• **Records provided**
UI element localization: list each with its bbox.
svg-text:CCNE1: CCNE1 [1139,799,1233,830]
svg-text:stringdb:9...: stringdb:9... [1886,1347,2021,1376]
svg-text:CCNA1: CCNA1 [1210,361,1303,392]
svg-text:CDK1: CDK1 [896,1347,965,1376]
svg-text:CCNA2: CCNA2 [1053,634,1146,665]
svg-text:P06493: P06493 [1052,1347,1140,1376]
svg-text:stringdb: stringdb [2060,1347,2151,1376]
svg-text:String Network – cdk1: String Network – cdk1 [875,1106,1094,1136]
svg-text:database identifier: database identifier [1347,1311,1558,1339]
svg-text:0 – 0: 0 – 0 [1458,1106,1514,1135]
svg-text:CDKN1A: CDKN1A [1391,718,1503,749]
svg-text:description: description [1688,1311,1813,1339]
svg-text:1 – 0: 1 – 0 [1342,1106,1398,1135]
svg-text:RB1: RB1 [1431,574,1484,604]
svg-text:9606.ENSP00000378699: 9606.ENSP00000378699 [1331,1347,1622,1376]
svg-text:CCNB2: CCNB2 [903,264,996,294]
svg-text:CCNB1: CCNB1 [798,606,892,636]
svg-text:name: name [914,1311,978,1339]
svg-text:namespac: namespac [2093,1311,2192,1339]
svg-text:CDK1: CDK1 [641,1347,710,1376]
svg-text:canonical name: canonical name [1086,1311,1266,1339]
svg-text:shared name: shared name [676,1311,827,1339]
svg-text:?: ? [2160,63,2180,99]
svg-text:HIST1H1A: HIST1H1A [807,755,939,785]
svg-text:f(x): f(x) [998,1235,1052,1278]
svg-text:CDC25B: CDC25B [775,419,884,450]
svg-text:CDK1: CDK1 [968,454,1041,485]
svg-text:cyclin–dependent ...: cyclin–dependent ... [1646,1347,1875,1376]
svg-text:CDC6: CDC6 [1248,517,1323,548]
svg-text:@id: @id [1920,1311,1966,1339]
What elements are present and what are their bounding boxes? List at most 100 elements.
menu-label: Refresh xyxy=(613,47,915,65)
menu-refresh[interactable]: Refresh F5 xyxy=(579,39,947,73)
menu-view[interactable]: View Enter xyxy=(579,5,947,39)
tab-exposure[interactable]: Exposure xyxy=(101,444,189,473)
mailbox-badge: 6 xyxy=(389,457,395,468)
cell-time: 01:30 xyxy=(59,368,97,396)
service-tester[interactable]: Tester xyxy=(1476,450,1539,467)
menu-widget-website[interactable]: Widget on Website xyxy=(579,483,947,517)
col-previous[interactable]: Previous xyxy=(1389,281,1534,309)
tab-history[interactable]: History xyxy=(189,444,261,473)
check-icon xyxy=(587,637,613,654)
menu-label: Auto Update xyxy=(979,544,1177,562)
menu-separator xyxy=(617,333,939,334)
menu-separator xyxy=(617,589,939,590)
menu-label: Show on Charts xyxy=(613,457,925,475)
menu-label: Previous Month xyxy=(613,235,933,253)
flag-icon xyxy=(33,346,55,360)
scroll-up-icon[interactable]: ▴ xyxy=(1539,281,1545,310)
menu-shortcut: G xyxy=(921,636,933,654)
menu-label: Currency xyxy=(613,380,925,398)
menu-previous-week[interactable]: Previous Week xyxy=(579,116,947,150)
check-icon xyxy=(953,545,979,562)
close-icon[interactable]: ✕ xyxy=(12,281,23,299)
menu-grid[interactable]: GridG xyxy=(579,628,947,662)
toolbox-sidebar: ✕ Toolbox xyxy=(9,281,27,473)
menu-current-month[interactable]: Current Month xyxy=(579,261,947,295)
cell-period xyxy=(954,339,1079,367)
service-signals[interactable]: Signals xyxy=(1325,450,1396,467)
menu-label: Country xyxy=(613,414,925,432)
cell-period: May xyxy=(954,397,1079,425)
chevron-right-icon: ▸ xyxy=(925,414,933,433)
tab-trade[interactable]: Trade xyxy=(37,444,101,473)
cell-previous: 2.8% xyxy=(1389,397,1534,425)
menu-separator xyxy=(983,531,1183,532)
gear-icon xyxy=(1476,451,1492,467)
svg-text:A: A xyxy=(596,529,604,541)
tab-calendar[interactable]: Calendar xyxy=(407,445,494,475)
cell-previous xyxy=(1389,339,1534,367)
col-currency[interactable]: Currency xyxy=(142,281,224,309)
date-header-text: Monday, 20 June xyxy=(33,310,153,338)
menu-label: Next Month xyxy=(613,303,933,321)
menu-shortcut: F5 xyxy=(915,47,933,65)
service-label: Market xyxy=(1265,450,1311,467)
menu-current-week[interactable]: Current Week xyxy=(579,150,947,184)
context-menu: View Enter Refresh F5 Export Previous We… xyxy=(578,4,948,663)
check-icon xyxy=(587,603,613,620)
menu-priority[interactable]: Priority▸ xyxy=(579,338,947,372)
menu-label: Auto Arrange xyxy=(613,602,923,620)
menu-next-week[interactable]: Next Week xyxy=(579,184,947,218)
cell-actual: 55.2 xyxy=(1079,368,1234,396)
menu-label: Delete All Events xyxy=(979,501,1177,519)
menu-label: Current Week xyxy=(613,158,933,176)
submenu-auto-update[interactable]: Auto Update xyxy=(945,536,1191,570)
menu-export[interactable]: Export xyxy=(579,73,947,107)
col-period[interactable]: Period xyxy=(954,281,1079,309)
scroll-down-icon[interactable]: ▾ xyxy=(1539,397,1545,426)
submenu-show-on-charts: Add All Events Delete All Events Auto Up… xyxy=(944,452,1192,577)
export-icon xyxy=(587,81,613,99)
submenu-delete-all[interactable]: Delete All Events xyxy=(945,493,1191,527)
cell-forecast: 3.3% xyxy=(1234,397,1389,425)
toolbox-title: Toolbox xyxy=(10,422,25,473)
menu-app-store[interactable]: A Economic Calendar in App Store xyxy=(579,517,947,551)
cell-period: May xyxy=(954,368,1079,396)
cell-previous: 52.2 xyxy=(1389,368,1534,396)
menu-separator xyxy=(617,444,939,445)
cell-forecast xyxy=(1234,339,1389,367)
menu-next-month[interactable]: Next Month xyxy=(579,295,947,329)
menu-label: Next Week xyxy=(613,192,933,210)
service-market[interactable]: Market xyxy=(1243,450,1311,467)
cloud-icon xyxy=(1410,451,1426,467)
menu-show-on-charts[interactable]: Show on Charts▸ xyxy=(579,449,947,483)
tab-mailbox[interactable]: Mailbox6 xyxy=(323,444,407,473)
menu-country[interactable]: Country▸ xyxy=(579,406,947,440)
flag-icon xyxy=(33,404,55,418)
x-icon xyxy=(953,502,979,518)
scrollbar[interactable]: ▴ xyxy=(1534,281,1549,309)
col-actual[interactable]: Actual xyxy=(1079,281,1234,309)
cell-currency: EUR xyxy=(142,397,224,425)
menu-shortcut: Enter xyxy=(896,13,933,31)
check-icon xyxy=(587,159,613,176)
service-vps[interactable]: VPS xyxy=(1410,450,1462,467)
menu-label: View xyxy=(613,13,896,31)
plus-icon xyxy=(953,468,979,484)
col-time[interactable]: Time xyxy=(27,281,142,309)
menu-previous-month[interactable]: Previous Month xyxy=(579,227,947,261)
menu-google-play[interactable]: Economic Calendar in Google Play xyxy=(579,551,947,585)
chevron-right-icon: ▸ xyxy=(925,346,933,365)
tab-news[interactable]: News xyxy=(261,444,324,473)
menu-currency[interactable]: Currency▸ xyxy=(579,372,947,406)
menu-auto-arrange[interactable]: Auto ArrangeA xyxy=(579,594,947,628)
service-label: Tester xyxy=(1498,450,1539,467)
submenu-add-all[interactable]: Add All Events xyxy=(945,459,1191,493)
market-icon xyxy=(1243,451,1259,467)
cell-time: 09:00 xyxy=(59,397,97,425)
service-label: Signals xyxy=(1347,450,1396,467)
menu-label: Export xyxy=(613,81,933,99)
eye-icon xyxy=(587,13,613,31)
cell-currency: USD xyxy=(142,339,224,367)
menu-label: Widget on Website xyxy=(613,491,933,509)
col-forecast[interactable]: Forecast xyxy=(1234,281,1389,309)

• **To be done**
Quote word for word everything from the opening line of the data down to the line that contains "svg-text:stringdb: stringdb [2060,1347,2151,1376]", including both of those lines.

• **Full output**
UI element localization: list each with its bbox.
svg-text:CCNE1: CCNE1 [1139,799,1233,830]
svg-text:stringdb:9...: stringdb:9... [1886,1347,2021,1376]
svg-text:CCNA1: CCNA1 [1210,361,1303,392]
svg-text:CDK1: CDK1 [896,1347,965,1376]
svg-text:CCNA2: CCNA2 [1053,634,1146,665]
svg-text:P06493: P06493 [1052,1347,1140,1376]
svg-text:stringdb: stringdb [2060,1347,2151,1376]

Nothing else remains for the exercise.